# GOAL:
Output all of the entries exactly as written.

(Data entries)
-------
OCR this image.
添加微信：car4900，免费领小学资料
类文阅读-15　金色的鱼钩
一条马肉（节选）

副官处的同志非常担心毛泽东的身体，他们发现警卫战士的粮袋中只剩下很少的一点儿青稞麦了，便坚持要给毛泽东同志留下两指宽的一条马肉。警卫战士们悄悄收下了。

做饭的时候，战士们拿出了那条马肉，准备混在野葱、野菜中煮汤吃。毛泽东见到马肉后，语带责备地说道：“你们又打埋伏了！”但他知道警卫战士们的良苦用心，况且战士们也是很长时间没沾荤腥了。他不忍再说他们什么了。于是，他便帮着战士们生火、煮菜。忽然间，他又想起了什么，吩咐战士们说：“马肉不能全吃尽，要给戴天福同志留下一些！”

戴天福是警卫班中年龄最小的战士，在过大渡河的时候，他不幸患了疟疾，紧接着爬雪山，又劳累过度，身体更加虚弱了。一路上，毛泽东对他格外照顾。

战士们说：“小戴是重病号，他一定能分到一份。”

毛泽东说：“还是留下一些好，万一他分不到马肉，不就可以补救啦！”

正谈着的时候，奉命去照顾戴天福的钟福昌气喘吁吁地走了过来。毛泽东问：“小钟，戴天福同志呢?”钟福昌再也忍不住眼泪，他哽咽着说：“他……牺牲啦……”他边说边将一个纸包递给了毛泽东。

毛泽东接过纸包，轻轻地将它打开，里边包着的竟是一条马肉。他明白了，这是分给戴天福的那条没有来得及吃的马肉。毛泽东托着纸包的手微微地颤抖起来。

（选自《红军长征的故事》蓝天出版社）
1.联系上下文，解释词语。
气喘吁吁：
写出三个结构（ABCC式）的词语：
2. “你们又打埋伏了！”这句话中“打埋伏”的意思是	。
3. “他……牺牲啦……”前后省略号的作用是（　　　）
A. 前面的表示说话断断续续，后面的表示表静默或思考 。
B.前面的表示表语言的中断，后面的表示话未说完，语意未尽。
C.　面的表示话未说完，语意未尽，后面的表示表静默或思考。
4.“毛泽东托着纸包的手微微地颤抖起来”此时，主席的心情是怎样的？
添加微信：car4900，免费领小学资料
-------
# PROBLEM SOLUTION:
OCR this image.
添加微信：car4900，免费领小学资料
类文阅读-15　金色的鱼钩
一条马肉（节选）

副官处的同志非常担心毛泽东的身体，他们发现警卫战士的粮袋中只剩下很少的一点儿青稞麦了，便坚持要给毛泽东同志留下两指宽的一条马肉。警卫战士们悄悄收下了。

做饭的时候，战士们拿出了那条马肉，准备混在野葱、野菜中煮汤吃。毛泽东见到马肉后，语带责备地说道：“你们又打埋伏了！”但他知道警卫战士们的良苦用心，况且战士们也是很长时间没沾荤腥了。他不忍再说他们什么了。于是，他便帮着战士们生火、煮菜。忽然间，他又想起了什么，吩咐战士们说：“马肉不能全吃尽，要给戴天福同志留下一些！”

戴天福是警卫班中年龄最小的战士，在过大渡河的时候，他不幸患了疟疾，紧接着爬雪山，又劳累过度，身体更加虚弱了。一路上，毛泽东对他格外照顾。

战士们说：“小戴是重病号，他一定能分到一份。”

毛泽东说：“还是留下一些好，万一他分不到马肉，不就可以补救啦！”

正谈着的时候，奉命去照顾戴天福的钟福昌气喘吁吁地走了过来。毛泽东问：“小钟，戴天福同志呢?”钟福昌再也忍不住眼泪，他哽咽着说：“他……牺牲啦……”他边说边将一个纸包递给了毛泽东。

毛泽东接过纸包，轻轻地将它打开，里边包着的竟是一条马肉。他明白了，这是分给戴天福的那条没有来得及吃的马肉。毛泽东托着纸包的手微微地颤抖起来。

（选自《红军长征的故事》蓝天出版社）
1.联系上下文，解释词语。
气喘吁吁：
写出三个结构（ABCC式）的词语：
2. “你们又打埋伏了！”这句话中“打埋伏”的意思是	。
3. “他……牺牲啦……”前后省略号的作用是（　　　）
A. 前面的表示说话断断续续，后面的表示表静默或思考 。
B.前面的表示表语言的中断，后面的表示话未说完，语意未尽。
C.　面的表示话未说完，语意未尽，后面的表示表静默或思考。
4.“毛泽东托着纸包的手微微地颤抖起来”此时，主席的心情是怎样的？
添加微信：car4900，免费领小学资料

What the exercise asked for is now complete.